Task to carry out:
Gather each line of the records where "Ended" appears.

Extracted records:
^^^^^^^^

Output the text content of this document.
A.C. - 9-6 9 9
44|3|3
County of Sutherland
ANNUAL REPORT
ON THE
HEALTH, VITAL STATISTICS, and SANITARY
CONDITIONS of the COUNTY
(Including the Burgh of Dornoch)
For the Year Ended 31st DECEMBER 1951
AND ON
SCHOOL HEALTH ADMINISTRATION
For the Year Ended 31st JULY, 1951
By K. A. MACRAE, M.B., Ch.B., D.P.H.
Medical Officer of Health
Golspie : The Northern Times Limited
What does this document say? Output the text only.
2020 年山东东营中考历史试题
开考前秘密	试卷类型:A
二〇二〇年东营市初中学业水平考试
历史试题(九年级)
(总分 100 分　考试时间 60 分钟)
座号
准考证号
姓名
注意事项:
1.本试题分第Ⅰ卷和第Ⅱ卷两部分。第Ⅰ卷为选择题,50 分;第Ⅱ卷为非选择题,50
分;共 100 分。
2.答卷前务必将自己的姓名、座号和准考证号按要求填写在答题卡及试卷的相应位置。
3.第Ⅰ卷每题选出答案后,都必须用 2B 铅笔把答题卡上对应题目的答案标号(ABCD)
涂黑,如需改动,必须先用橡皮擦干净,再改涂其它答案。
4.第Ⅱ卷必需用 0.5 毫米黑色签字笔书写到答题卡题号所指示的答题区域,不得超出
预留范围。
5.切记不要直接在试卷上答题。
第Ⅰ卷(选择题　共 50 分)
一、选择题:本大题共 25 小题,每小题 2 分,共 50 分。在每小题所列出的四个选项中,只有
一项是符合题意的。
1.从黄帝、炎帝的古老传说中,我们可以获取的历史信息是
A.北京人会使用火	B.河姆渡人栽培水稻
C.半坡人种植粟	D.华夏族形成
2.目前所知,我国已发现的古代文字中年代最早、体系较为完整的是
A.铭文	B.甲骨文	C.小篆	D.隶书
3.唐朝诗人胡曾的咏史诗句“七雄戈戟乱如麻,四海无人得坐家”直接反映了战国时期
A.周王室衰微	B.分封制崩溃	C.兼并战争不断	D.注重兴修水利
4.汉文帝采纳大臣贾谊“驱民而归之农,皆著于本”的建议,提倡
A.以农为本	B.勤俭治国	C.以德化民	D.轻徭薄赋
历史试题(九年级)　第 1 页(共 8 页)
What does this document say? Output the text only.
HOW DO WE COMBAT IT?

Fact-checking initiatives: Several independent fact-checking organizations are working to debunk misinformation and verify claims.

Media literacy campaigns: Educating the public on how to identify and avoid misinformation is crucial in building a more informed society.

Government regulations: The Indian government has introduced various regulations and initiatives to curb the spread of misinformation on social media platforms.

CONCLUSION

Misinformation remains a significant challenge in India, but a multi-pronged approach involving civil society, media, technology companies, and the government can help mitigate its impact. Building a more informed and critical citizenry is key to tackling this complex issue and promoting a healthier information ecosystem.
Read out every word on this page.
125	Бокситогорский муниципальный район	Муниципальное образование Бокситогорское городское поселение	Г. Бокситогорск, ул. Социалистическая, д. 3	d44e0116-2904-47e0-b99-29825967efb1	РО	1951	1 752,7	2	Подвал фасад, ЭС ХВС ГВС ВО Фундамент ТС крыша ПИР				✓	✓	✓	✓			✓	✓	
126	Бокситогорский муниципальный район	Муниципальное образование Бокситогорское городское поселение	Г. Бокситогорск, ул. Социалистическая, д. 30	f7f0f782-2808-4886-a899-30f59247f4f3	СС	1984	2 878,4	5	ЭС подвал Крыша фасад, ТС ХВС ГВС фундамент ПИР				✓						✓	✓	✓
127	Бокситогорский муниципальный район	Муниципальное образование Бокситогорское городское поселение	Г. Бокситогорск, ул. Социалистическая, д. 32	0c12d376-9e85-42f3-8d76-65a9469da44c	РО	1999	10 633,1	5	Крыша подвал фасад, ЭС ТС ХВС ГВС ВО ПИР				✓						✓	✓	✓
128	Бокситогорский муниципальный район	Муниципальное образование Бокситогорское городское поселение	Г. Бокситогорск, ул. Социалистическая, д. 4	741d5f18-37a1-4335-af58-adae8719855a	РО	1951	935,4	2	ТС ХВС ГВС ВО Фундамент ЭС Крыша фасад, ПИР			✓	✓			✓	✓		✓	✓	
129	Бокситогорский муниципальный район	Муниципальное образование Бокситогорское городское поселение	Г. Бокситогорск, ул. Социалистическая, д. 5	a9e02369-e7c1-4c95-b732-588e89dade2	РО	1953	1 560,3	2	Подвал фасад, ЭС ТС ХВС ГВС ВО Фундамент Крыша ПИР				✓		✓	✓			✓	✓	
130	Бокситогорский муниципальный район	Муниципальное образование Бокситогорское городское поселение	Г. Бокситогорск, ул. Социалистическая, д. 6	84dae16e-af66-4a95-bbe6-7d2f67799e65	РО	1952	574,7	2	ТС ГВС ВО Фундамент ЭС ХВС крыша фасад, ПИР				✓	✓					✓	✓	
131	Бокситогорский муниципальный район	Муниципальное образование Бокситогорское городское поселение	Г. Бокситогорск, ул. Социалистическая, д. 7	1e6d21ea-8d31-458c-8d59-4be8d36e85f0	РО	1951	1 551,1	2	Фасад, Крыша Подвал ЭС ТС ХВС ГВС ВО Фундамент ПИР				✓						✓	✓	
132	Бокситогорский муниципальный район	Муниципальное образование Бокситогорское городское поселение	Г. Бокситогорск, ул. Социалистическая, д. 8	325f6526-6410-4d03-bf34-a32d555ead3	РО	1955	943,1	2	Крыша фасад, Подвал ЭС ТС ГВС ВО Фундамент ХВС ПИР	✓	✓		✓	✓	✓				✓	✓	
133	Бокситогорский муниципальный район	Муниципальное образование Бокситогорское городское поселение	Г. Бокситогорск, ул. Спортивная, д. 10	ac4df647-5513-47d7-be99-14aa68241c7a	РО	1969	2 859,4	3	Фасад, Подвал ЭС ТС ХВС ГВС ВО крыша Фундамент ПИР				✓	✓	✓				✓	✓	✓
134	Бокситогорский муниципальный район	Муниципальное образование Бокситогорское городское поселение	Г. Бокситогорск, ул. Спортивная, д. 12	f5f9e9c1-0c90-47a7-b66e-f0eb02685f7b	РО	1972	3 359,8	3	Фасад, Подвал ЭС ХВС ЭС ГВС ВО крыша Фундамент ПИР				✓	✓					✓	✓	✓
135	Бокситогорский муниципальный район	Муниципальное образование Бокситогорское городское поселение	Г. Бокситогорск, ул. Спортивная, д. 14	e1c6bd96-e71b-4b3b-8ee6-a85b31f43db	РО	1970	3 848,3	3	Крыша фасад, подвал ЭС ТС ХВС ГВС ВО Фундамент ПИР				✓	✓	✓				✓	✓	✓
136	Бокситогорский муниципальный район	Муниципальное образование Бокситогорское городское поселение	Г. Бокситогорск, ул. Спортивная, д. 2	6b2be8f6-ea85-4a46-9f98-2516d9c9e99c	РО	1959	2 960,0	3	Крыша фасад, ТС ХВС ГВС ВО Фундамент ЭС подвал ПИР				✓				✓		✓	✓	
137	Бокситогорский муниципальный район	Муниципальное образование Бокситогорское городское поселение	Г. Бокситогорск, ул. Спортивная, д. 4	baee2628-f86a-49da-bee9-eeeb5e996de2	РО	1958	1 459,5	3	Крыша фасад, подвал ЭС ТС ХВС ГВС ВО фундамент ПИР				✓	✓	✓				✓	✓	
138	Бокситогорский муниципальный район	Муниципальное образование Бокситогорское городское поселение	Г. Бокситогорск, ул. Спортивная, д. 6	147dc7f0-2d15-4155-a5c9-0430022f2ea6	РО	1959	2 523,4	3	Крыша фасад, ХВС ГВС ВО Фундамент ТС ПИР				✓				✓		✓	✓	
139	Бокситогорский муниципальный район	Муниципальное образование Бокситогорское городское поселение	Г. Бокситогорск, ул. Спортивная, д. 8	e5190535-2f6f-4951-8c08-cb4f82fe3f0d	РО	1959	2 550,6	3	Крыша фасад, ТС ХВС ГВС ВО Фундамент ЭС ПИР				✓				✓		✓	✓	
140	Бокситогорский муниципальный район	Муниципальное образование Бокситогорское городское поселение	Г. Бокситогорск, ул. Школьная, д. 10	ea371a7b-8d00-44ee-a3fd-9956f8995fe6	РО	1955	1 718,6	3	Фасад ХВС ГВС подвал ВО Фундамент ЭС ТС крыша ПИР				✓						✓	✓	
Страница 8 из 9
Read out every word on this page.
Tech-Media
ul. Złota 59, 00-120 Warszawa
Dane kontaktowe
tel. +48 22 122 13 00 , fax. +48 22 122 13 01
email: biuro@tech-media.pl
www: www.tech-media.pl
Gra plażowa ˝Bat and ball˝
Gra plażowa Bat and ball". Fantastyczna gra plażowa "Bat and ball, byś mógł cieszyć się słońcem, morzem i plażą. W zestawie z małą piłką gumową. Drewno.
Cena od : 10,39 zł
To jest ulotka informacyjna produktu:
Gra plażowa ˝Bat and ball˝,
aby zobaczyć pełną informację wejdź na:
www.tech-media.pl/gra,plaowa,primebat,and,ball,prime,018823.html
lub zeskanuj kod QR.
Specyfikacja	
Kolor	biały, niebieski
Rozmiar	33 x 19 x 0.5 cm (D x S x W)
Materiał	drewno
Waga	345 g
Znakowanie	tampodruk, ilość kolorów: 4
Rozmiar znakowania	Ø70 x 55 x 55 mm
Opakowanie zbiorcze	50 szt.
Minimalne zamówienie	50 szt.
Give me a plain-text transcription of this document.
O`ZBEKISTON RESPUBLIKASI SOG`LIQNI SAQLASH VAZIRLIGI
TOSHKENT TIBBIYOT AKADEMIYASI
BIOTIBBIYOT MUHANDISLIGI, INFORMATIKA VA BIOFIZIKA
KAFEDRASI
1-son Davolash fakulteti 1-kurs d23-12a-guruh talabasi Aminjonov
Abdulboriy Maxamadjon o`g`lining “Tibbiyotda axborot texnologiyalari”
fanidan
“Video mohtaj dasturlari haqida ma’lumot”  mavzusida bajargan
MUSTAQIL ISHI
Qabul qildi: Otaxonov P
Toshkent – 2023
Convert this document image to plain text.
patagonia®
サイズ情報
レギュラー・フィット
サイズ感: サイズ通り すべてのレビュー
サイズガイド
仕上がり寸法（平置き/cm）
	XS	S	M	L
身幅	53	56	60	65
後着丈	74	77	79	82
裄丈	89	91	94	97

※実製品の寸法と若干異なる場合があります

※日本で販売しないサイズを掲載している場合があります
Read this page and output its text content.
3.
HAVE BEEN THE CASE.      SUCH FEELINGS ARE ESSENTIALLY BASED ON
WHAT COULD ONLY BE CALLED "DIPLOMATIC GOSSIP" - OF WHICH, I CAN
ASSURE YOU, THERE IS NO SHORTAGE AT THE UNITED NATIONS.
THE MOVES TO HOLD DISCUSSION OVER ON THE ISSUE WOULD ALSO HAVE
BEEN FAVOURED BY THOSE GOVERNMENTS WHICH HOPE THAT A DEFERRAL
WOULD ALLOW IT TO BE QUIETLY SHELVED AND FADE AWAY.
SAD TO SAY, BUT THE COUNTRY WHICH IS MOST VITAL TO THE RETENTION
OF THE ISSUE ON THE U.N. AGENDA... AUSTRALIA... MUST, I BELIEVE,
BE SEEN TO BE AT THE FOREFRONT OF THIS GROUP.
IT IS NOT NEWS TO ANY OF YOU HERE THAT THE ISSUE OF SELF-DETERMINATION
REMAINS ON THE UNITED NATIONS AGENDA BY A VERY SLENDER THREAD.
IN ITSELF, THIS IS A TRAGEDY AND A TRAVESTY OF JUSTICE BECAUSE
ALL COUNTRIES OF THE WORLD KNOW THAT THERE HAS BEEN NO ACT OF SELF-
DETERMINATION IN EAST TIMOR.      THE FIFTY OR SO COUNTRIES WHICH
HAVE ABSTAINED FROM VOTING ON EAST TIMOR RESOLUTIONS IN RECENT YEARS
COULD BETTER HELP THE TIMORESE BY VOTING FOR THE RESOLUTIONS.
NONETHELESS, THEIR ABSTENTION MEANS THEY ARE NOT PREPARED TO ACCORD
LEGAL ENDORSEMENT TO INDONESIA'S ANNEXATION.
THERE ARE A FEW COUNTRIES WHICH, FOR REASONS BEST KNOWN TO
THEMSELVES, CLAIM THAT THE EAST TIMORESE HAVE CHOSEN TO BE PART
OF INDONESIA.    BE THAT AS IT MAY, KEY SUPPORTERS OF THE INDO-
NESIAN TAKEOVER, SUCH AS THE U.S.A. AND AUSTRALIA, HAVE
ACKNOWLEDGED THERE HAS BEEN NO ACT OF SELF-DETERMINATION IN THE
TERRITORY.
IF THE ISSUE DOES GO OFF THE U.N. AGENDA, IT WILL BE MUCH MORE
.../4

^^^^^^^^

Result for this task:
For the Year Ended 31st DECEMBER 1951
For the Year Ended 31st JULY, 1951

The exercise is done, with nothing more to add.